__Task directions__:
Where a line in the listing below contains the word "Creditors", copy that line.
___ Data for this task ___
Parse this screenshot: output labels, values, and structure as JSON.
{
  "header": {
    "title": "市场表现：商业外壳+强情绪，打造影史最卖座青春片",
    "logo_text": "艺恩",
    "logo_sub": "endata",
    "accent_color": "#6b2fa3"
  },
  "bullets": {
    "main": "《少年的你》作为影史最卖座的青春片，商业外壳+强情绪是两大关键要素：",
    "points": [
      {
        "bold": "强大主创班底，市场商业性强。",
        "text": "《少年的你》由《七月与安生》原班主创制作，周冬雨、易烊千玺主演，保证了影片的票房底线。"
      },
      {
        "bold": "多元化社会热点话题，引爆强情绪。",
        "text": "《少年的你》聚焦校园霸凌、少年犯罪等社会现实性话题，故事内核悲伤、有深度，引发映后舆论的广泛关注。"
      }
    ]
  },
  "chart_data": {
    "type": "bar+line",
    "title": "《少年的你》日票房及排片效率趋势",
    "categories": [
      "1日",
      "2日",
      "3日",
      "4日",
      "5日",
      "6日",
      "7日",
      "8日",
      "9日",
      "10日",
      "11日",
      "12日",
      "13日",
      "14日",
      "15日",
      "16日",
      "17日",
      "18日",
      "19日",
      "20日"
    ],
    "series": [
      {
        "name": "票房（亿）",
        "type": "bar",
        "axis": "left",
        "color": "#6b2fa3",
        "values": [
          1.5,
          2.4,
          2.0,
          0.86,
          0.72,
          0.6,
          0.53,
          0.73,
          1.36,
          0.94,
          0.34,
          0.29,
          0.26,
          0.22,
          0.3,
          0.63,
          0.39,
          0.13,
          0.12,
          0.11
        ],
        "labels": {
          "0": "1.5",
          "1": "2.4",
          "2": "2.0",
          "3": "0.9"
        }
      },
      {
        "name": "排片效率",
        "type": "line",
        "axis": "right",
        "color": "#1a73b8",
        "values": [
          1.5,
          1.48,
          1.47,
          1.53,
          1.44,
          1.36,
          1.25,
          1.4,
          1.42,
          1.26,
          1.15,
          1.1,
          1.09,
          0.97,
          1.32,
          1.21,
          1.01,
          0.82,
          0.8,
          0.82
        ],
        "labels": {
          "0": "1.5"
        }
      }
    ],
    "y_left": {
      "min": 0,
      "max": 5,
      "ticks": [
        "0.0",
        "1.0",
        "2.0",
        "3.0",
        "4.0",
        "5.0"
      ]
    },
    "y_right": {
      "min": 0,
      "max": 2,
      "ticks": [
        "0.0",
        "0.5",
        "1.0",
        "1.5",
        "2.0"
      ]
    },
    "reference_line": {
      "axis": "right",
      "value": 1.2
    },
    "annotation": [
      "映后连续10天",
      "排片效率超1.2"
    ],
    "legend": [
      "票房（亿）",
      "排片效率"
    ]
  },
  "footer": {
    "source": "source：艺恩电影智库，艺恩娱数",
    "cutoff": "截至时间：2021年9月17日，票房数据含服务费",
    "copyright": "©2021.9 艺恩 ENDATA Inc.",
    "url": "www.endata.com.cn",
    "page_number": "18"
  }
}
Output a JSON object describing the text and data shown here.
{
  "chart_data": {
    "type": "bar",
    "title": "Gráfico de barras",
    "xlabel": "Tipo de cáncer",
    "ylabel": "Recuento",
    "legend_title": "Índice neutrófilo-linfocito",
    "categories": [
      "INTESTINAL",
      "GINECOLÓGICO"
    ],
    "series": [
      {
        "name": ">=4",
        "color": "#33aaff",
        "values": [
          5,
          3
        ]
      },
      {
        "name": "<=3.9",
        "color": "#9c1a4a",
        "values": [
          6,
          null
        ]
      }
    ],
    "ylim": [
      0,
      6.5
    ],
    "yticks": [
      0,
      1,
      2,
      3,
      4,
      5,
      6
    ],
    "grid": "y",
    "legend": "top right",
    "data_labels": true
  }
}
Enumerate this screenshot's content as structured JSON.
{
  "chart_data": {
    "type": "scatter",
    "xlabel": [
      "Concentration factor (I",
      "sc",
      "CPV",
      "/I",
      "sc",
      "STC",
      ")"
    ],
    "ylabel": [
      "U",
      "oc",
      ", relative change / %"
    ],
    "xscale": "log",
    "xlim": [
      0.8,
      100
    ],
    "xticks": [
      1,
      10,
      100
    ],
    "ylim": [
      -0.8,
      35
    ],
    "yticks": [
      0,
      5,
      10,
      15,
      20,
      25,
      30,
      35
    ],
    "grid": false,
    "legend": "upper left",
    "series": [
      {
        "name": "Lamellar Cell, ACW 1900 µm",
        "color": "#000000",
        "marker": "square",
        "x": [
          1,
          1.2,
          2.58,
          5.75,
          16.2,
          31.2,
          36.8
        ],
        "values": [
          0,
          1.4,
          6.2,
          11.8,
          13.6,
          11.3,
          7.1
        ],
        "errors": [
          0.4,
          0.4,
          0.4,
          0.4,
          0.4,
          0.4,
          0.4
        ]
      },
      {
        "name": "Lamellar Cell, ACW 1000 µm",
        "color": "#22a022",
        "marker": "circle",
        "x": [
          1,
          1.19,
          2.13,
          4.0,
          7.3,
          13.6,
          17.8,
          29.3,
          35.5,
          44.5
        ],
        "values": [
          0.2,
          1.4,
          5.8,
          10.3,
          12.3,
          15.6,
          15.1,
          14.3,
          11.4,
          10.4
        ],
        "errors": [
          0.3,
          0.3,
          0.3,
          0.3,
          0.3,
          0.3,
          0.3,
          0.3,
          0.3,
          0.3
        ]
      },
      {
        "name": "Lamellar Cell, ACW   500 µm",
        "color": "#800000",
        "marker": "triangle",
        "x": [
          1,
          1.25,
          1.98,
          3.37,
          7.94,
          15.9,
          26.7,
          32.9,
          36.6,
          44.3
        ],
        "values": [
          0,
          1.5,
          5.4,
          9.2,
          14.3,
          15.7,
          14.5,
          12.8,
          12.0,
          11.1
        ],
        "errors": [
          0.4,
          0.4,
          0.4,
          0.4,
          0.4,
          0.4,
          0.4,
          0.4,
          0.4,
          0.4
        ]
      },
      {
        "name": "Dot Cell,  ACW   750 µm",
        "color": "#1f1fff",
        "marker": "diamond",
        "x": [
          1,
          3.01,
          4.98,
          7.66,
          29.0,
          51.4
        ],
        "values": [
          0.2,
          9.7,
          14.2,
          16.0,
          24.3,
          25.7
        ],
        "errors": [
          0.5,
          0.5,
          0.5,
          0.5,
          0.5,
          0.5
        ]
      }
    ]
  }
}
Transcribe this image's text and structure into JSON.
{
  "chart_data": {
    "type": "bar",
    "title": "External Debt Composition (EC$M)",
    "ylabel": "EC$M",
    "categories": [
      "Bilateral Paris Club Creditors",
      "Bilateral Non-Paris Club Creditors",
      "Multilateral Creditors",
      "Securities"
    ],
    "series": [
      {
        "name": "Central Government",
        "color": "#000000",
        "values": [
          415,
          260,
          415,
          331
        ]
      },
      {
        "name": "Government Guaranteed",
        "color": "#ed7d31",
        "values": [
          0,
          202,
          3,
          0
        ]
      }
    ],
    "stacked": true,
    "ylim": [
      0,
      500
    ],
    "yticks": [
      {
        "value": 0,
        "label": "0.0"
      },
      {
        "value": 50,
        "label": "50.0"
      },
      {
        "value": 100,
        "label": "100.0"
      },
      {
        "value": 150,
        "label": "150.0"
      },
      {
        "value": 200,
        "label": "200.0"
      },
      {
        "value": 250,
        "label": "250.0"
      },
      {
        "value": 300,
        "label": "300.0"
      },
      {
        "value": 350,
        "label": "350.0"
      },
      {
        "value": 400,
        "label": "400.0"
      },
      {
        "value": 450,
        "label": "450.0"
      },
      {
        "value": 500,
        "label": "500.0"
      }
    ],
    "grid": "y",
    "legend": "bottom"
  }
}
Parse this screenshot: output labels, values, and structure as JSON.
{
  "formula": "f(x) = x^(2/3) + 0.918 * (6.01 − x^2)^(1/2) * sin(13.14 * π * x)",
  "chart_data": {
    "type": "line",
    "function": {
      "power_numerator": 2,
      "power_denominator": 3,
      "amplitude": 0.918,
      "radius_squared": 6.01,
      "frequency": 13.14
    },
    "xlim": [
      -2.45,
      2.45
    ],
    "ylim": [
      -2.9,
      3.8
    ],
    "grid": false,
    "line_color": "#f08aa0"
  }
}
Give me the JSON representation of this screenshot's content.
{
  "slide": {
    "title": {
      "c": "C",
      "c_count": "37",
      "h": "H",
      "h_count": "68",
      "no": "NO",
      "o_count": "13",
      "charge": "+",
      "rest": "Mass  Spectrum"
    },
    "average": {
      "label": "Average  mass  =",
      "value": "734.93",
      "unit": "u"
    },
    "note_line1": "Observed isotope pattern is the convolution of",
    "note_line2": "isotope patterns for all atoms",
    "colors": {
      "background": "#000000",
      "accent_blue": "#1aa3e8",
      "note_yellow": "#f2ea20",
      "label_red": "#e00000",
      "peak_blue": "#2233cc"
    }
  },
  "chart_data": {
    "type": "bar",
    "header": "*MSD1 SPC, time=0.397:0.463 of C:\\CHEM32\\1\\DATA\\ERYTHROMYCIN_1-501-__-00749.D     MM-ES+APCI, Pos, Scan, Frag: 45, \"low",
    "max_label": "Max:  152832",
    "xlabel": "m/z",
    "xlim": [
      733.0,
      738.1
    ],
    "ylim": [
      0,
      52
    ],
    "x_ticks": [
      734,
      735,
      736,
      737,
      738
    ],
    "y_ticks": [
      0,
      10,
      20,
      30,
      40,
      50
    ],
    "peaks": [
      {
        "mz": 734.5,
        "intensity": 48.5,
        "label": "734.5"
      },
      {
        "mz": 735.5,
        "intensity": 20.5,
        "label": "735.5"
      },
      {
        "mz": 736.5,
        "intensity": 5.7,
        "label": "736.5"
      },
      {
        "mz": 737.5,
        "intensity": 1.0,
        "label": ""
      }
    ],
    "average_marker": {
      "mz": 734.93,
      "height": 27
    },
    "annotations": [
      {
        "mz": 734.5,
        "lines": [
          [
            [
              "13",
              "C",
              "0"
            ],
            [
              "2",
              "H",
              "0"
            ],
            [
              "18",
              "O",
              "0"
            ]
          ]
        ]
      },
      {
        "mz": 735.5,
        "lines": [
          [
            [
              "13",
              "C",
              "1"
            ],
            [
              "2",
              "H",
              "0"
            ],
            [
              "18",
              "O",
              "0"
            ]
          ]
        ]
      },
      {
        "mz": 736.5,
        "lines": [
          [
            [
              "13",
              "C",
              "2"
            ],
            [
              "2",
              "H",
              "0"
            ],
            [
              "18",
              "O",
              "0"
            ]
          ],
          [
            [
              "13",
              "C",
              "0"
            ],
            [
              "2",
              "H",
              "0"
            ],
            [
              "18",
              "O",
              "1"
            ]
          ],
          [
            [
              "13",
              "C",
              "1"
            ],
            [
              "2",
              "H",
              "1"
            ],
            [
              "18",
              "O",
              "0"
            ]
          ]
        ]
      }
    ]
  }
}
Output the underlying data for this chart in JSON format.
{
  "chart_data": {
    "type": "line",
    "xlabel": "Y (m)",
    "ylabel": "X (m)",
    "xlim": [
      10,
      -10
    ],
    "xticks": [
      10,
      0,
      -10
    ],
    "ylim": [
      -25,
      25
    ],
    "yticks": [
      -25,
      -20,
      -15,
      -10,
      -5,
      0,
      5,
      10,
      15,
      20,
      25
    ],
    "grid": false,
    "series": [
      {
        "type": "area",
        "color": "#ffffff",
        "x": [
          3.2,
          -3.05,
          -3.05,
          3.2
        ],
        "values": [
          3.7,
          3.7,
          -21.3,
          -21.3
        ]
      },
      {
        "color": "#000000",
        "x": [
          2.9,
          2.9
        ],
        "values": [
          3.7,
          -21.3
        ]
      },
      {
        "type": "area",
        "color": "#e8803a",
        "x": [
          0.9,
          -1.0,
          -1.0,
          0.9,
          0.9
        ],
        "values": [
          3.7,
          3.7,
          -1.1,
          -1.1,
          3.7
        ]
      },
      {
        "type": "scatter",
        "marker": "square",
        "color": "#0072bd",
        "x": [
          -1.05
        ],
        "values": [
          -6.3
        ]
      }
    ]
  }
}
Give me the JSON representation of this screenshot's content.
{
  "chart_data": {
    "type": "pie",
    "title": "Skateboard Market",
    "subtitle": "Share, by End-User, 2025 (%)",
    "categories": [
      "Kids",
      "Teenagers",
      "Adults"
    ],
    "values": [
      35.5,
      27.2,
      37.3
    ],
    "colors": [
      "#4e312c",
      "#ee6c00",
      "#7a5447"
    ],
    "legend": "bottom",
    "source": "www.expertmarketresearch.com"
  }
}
___
__Reply to the exercise__:
      "Bilateral Paris Club Creditors",
      "Bilateral Non-Paris Club Creditors",
      "Multilateral Creditors",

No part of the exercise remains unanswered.